EXERCISE BRIEF »
According to the article on CVE-2026-13808, what kind of attacker could use the flaw to pull sensitive information from Chrome's process memory?

ARTICLE »
━━━━━━━━━━━━━━━━

CVE-2026-13808 Fixed in Chrome for iOS 150.0.7871.47

Google fixed CVE-2026-13808 in Chrome for iOS 150.0.7871.47, closing an insufficient-data-validation flaw that could let a local attacker with physical access to an iPhone or iPad extract potentially sensitive information from the browser’s process memory without requiring privileges or user interaction. The vulnerability is real, but its practical reach is narrower than Chromium’s “High” label initially suggests. It is best understood as a post-access data-exposure risk: dangerous for seized, shared, or otherwise compromised devices, but not a drive-by web exploit threatening every Chrome user on the internet.
The sparse disclosure also exposes a recurring weakness in vulnerability reporting. Google’s release notes establish the fix and Chromium severity, while the National Vulnerability Database and CISA provide the attack conditions; none publicly explains precisely what data can leak, how the defective validation is reached, or whether a locked device is sufficient. That leaves defenders with enough information to patch, but not enough to model the flaw with confidence.

Security illustration showing Chrome on iPhone and iPad, a vulnerability warning, patch notice, and locked-device protections.A High-Severity Bug With a Very Local Blast Radius​

CVE-2026-13808 affects Google Chrome on iOS before version 150.0.7871.47. Google describes it as insufficient data validation capable of exposing potentially sensitive information from process memory, while CISA’s supplemental assessment identifies the weakness as CWE-20, or improper input validation.

━━━━━━━━━━━━━━━━

Dataset excerpt »
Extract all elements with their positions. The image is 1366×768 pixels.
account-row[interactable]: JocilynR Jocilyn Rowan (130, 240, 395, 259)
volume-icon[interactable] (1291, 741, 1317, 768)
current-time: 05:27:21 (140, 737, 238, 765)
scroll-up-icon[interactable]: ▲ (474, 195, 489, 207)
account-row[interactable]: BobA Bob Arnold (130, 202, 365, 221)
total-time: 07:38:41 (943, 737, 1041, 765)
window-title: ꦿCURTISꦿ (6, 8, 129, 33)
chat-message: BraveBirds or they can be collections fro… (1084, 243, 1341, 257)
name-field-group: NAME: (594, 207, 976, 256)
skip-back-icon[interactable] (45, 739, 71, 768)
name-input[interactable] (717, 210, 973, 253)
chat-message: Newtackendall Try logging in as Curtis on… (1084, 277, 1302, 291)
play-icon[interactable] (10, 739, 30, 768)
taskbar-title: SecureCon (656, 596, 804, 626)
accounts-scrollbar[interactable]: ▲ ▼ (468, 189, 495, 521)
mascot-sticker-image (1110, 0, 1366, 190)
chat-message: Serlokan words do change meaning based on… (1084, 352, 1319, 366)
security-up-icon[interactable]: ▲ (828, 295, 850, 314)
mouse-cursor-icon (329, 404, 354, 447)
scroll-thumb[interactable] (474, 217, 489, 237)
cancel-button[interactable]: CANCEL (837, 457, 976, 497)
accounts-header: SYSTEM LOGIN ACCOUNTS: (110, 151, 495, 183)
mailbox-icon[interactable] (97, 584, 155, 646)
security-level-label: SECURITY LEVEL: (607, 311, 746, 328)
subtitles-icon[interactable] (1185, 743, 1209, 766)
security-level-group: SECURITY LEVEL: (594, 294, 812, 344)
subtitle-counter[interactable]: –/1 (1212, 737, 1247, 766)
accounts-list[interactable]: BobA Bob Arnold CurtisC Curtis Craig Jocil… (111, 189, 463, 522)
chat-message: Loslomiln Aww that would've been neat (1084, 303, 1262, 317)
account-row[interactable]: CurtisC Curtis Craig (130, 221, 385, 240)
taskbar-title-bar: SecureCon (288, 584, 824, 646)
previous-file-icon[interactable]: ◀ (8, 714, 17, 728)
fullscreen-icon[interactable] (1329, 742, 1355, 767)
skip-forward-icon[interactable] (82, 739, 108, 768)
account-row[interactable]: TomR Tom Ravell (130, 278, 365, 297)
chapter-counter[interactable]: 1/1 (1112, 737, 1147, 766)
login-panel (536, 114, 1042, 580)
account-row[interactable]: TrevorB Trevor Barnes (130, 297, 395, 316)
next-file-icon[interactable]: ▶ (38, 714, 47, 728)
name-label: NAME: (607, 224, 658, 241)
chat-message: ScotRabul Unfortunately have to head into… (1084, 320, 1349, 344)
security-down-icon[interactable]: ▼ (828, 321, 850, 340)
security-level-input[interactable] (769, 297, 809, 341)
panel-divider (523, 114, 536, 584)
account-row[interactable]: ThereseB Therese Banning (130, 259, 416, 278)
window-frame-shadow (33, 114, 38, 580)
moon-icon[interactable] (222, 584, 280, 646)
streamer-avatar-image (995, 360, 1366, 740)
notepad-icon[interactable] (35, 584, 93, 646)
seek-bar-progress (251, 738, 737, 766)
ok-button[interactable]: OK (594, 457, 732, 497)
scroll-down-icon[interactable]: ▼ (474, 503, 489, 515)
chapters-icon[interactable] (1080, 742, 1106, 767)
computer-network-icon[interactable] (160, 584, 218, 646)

━━━━━━━━━━━━━━━━

COMPLETE ANSWER »
A local attacker with physical access to an iPhone or iPad.